CONSIGNE ÉCRITE 1
D'après le document sur le temps de travail et la croissance verte, combien d'emplois une étude de la DARES attribue-t-elle au passage aux 35h ?
CONSIGNE ÉCRITE 2
Recopiez tout ce qui va de "Pour augmenter la" jusqu'à "et la misère." dans le document sur le temps de travail et la croissance verte, en substituant "inactivité" à "chômage".

DOCUMENT
+ + + + + + +
Pour augmenter la production, on peut aussi augmenter le temps de travail. Mais on se heurte à nouveau au problème du chômage. Augmenter le temps de travail, comme l'a encouragé Nicolas Sarkozy avec la défiscalisation des heures sups, c'est augmenter mécaniquement le chômage. En situation de sous-emploi, les travailleurs les plus productifs ou en emploi peuvent allonger les heures de travail au détriment des chômeurs. Dans l'autre sens, le passage des 35h ne semble pas avoir nui à la croissance du pays (ou à la marge) mais plutôt au pouvoir d'achat. Il n'a pas non plus vraiment créé de travail. Une étude de la DARES donne 300.000 emplois créés. Donc 10% de travail en moins (39h -> 35h) = 1% de salariés actifs occupés en plus = 10% de chômeurs en moins. En réduisant encore 9 fois le temps de travail de 10%, on devrait tangenter avec le plein emploi... et la misère.

 

Passons aux verts. Eux voient l'écologie comme un nouveau paradigme permettant de retrouver la croissance via une politique verte. Notons que Jean-Luc Mélenchon, qui se nomme désormais "éco-socialiste", prend ses distances avec ce concept. L'idée des écolos serait que la construction d'une infrastructure verte (éoliennes, centrales photovoltaïques, production d'énergie décentralisée avec une gestion en smartgrid, rénovation des bâtiments existants aux nouvelles normes) serait créatrice de croissance (donc de richesse) et d'emplois. Faisons déjà une observation: la mesure du PIB ne prend pas en compte l'aspect patrimonial mais celui de la valeur ajoutée. Ainsi, la reconstruction d'une zone détruite par un tremblement de terre générera du PIB pour reconstruire à l'identique, et pourtant le patrimoine sera toujours le même. Donc raser l'existant pour le remplacer permettrait effectivement de générer du PIB ... mais pas forcément de la richesse pour le pays. Le PIB ne s'occupe que du flux, pas du patrimoine. Donc oui, si l'on remplace une centrale nucléaire par 500 éoliennes (en démantelant la première), on crée de la richesse au sens du PIB au moment du replacement mais pas forcément un patrimoine permettant de générer plus de richesse ensuite (la production électrique sera égale). Mais il y a bien création de richesse (au sens du PIB) et d'emploi dans la phase temporaire. Idem pour la rénovation thermique des bâtiments. La phase de transition génère de la richesse et de l'emploi (BTP) mais a plutôt tendance à en détruire ensuite (moins de consommation électrique). Par ailleurs, comment cela sera-t-il financé ? Si la manne vient de l'Etat c'est de l'argent qui ne sera pas affecté ailleurs (en réduisant par exemple les programmes TGV) ou qui sera ponctionné sur les ménages sous forme de taxes (qui viendront réduire la consommation et donc la richesse par ailleurs). Je crains donc que la "croissance verte" ne soit un effet de substitution plus qu'un effet de création.
+ + + + + + +
DONNÉES EXTRAITES
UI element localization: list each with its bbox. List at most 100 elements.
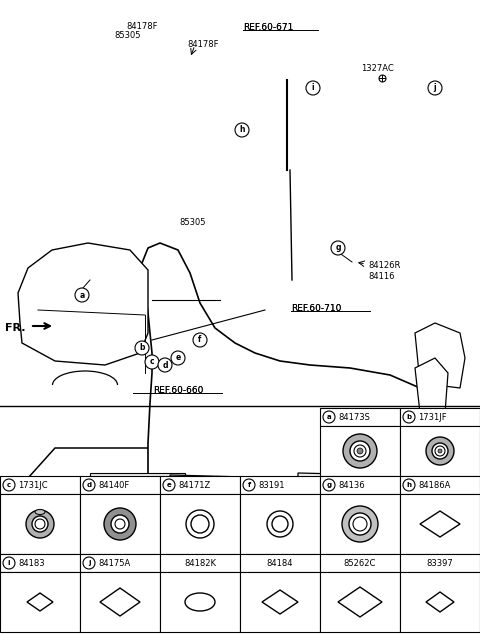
Polygon shape — [393, 471, 430, 525]
Text: a: a — [327, 414, 331, 420]
Bar — [400, 426, 480, 476]
Text: 84140F: 84140F — [98, 480, 129, 489]
Polygon shape — [426, 592, 454, 612]
Circle shape — [342, 506, 378, 542]
Bar — [320, 426, 400, 476]
Bar — [0, 572, 80, 632]
Circle shape — [357, 448, 363, 454]
Text: a: a — [79, 291, 84, 300]
Circle shape — [171, 351, 185, 365]
Circle shape — [35, 519, 45, 529]
Bar — [320, 572, 400, 632]
Circle shape — [163, 479, 175, 491]
Bar — [0, 476, 80, 494]
Text: 85305: 85305 — [115, 31, 141, 40]
Text: 84171Z: 84171Z — [178, 480, 210, 489]
Bar — [320, 408, 400, 426]
Text: f: f — [198, 336, 202, 345]
Text: 83397: 83397 — [427, 559, 454, 568]
Circle shape — [32, 516, 48, 532]
Bar — [240, 554, 320, 572]
Text: REF.60-710: REF.60-710 — [291, 304, 341, 313]
Text: h: h — [407, 482, 411, 488]
Bar — [0, 494, 80, 554]
Bar — [400, 408, 480, 426]
Polygon shape — [415, 358, 448, 413]
Text: 85305: 85305 — [180, 218, 206, 227]
Circle shape — [432, 443, 448, 459]
Text: 84136: 84136 — [338, 480, 365, 489]
Bar — [240, 572, 320, 632]
Polygon shape — [100, 588, 140, 616]
Circle shape — [403, 411, 415, 423]
Circle shape — [267, 511, 293, 537]
Circle shape — [323, 479, 335, 491]
Polygon shape — [338, 587, 382, 617]
Text: 84173S: 84173S — [338, 413, 370, 422]
Bar — [320, 494, 400, 554]
Circle shape — [104, 508, 136, 540]
Polygon shape — [27, 593, 53, 611]
Circle shape — [111, 515, 129, 533]
Text: b: b — [139, 343, 145, 352]
Text: 84186A: 84186A — [418, 480, 450, 489]
Circle shape — [158, 358, 172, 372]
Bar — [0, 554, 80, 572]
Circle shape — [83, 557, 95, 569]
Bar — [80, 554, 160, 572]
Circle shape — [350, 441, 370, 461]
Circle shape — [403, 479, 415, 491]
Bar — [240, 494, 320, 554]
Text: 1327AC: 1327AC — [361, 64, 394, 73]
Text: b: b — [407, 414, 411, 420]
Text: REF.60-660: REF.60-660 — [153, 386, 203, 395]
Bar — [160, 476, 240, 494]
Text: i: i — [8, 560, 10, 566]
Circle shape — [135, 341, 149, 355]
Circle shape — [186, 510, 214, 538]
Text: g: g — [326, 482, 332, 488]
Bar — [160, 494, 240, 554]
Circle shape — [343, 434, 377, 468]
Polygon shape — [28, 448, 225, 593]
Circle shape — [435, 446, 445, 456]
Text: h: h — [239, 125, 245, 134]
Text: 84178F: 84178F — [187, 40, 218, 49]
Text: 84126R: 84126R — [368, 261, 400, 270]
Circle shape — [353, 517, 367, 531]
Bar — [400, 476, 480, 494]
Circle shape — [272, 516, 288, 532]
Circle shape — [191, 515, 209, 533]
Text: f: f — [247, 482, 251, 488]
Polygon shape — [415, 323, 465, 388]
Polygon shape — [60, 538, 155, 563]
Text: j: j — [88, 560, 90, 566]
Text: 1731JC: 1731JC — [18, 480, 48, 489]
Bar — [80, 572, 160, 632]
Text: c: c — [7, 482, 11, 488]
Circle shape — [3, 557, 15, 569]
Text: j: j — [434, 84, 436, 93]
Text: e: e — [175, 354, 180, 363]
Text: d: d — [162, 361, 168, 370]
Polygon shape — [80, 505, 178, 528]
Text: REF.60-660: REF.60-660 — [153, 386, 203, 395]
Polygon shape — [18, 243, 148, 365]
Circle shape — [145, 355, 159, 369]
Circle shape — [3, 479, 15, 491]
Circle shape — [426, 437, 454, 465]
Polygon shape — [262, 590, 298, 614]
Text: 84182K: 84182K — [184, 559, 216, 568]
Circle shape — [331, 241, 345, 255]
Text: c: c — [150, 358, 154, 367]
Text: 85262C: 85262C — [344, 559, 376, 568]
Text: g: g — [335, 244, 341, 253]
Text: 84184: 84184 — [267, 559, 293, 568]
Circle shape — [83, 479, 95, 491]
Text: 83191: 83191 — [258, 480, 285, 489]
Text: 84183: 84183 — [18, 559, 45, 568]
Text: REF.60-710: REF.60-710 — [291, 304, 341, 313]
Bar — [400, 554, 480, 572]
Bar — [320, 476, 400, 494]
Bar — [80, 494, 160, 554]
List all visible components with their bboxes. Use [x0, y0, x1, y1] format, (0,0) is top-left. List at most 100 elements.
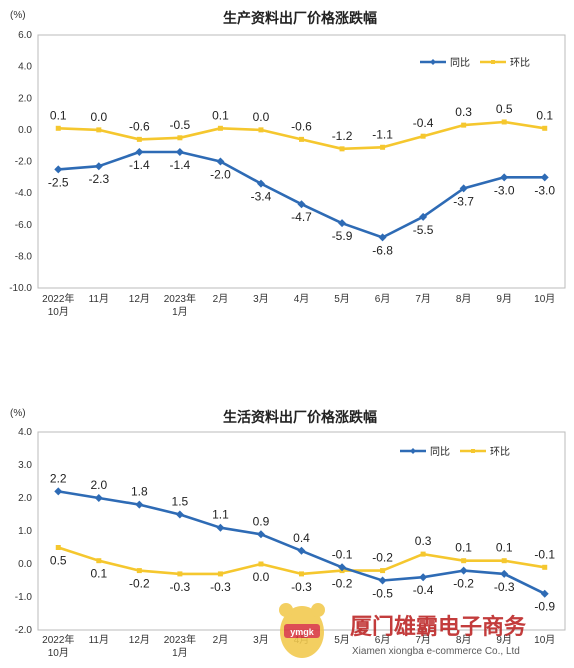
c0-data-label: -1.4 [129, 158, 150, 172]
c1-point-mom [136, 568, 142, 574]
c1-data-label: 0.1 [90, 567, 107, 581]
c1-data-label: -0.1 [332, 547, 353, 561]
c1-data-label: 1.5 [172, 495, 189, 509]
c0-data-label: 0.3 [455, 105, 472, 119]
c0-point-yoy [338, 219, 347, 228]
c0-data-label: -5.5 [413, 223, 434, 237]
c1-point-mom [177, 571, 183, 577]
c0-x-tick-label: 9月 [496, 293, 512, 305]
c0-data-label: -0.6 [129, 119, 150, 133]
c0-y-tick-label: -6.0 [15, 220, 33, 231]
c0-point-yoy [54, 165, 63, 174]
c1-data-label: 2.0 [90, 478, 107, 492]
c0-point-yoy [297, 200, 306, 209]
c1-y-tick-label: 2.0 [18, 493, 32, 504]
c0-point-mom [55, 125, 61, 131]
c0-point-mom [258, 127, 264, 133]
c0-legend-label: 环比 [510, 57, 530, 69]
c0-unit-label: (%) [10, 10, 26, 21]
c0-data-label: -3.4 [251, 190, 272, 204]
c1-point-mom [461, 558, 467, 564]
c1-legend-label: 环比 [490, 446, 510, 458]
c1-data-label: -0.3 [170, 580, 191, 594]
c0-x-tick-label: 10月 [534, 293, 555, 305]
c1-data-label: 0.1 [496, 541, 513, 555]
c1-data-label: -0.1 [534, 547, 555, 561]
c0-data-label: -0.5 [170, 118, 191, 132]
c1-point-yoy [540, 589, 549, 598]
c1-point-mom [542, 564, 548, 570]
c1-data-label: 0.3 [415, 534, 432, 548]
c0-data-label: -2.5 [48, 175, 69, 189]
c0-data-label: -5.9 [332, 229, 353, 243]
c0-legend-marker [491, 60, 495, 64]
c1-x-tick-label: 2022年 10月 [42, 633, 74, 659]
c0-y-tick-label: -4.0 [15, 188, 33, 199]
c0-x-tick-label: 3月 [253, 293, 269, 305]
c0-point-mom [339, 146, 345, 152]
c0-point-yoy [540, 173, 549, 182]
c1-data-label: 1.8 [131, 485, 148, 499]
c0-data-label: -4.7 [291, 210, 312, 224]
c1-unit-label: (%) [10, 408, 26, 419]
c1-x-tick-label: 5月 [334, 634, 350, 646]
c0-point-mom [380, 144, 386, 150]
c1-x-tick-label: 10月 [534, 634, 555, 646]
c0-data-label: -6.8 [372, 243, 393, 257]
c1-legend-marker [471, 449, 475, 453]
c1-x-tick-label: 6月 [375, 634, 391, 646]
c1-data-label: -0.3 [210, 580, 231, 594]
c0-x-tick-label: 7月 [415, 293, 431, 305]
c0-data-label: 0.1 [212, 108, 229, 122]
c1-data-label: 1.1 [212, 508, 229, 522]
c1-y-tick-label: -2.0 [15, 625, 33, 636]
c1-y-tick-label: -1.0 [15, 592, 33, 603]
c1-point-yoy [54, 487, 63, 496]
c1-x-tick-label: 12月 [129, 634, 150, 646]
c1-data-label: -0.5 [372, 587, 393, 601]
c1-y-tick-label: 1.0 [18, 526, 32, 537]
c0-data-label: -1.1 [372, 127, 393, 141]
c0-point-mom [217, 125, 223, 131]
c0-data-label: 0.0 [90, 110, 107, 124]
c0-title: 生产资料出厂价格涨跌幅 [223, 10, 377, 26]
chart-consumer-goods: 生活资料出厂价格涨跌幅 (%) 4.0 3.0 2.0 1.0 0.0 -1.0 -2.0 202… [10, 408, 566, 659]
c0-data-label: 0.1 [536, 108, 553, 122]
c1-y-tick-label: 3.0 [18, 460, 32, 471]
c0-x-tick-label: 2022年 10月 [42, 292, 74, 318]
c1-data-label: 2.2 [50, 471, 67, 485]
c1-point-yoy [338, 563, 347, 572]
c0-y-tick-label: 2.0 [18, 93, 32, 104]
c1-x-tick-label: 11月 [89, 634, 109, 646]
c1-title: 生活资料出厂价格涨跌幅 [223, 409, 377, 425]
c0-data-label: -0.4 [413, 116, 434, 130]
c1-data-label: -0.9 [534, 600, 555, 614]
c0-data-label: -3.0 [534, 183, 555, 197]
c1-x-tick-label: 7月 [415, 634, 431, 646]
c0-point-mom [420, 133, 426, 139]
c0-data-label: -3.7 [453, 194, 474, 208]
c0-point-mom [299, 136, 304, 142]
c0-point-yoy [175, 148, 184, 157]
watermark-company-en: Xiamen xiongba e-commerce Co., Ltd [352, 646, 520, 657]
c1-point-mom [55, 545, 61, 550]
c1-point-yoy [135, 500, 144, 509]
c1-data-label: 0.4 [293, 531, 310, 545]
c0-data-label: -1.2 [332, 129, 353, 143]
c0-y-tick-label: -2.0 [15, 157, 33, 168]
c0-x-tick-label: 2023年 1月 [164, 292, 196, 318]
c0-x-tick-label: 6月 [375, 293, 391, 305]
c0-data-label: -1.4 [170, 158, 191, 172]
c0-point-mom [542, 125, 548, 131]
c0-legend-marker [430, 59, 436, 65]
c0-x-tick-label: 4月 [294, 293, 310, 305]
c1-legend-marker [410, 448, 416, 454]
c1-legend-label: 同比 [430, 446, 450, 458]
c0-data-label: 0.1 [50, 108, 67, 122]
c0-data-label: -0.6 [291, 119, 312, 133]
c1-data-label: -0.2 [129, 577, 150, 591]
mascot-logo: ymgk [279, 603, 325, 658]
c0-data-label: -2.0 [210, 168, 231, 182]
c0-data-label: 0.0 [253, 110, 270, 124]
+ + + + + + +
RÉPONSE 1
300.000 emplois créés.

RÉPONSE 2
Pour augmenter la production, on peut aussi augmenter le temps de travail. Mais on se heurte à nouveau au problème du inactivité. Augmenter le temps de travail, comme l'a encouragé Nicolas Sarkozy avec la défiscalisation des heures sups, c'est augmenter mécaniquement le inactivité. En situation de sous-emploi, les travailleurs les plus productifs ou en emploi peuvent allonger les heures de travail au détriment des chômeurs. Dans l'autre sens, le passage des 35h ne semble pas avoir nui à la croissance du pays (ou à la marge) mais plutôt au pouvoir d'achat. Il n'a pas non plus vraiment créé de travail. Une étude de la DARES donne 300.000 emplois créés. Donc 10% de travail en moins (39h -> 35h) = 1% de salariés actifs occupés en plus = 10% de chômeurs en moins. En réduisant encore 9 fois le temps de travail de 10%, on devrait tangenter avec le plein emploi... et la misère.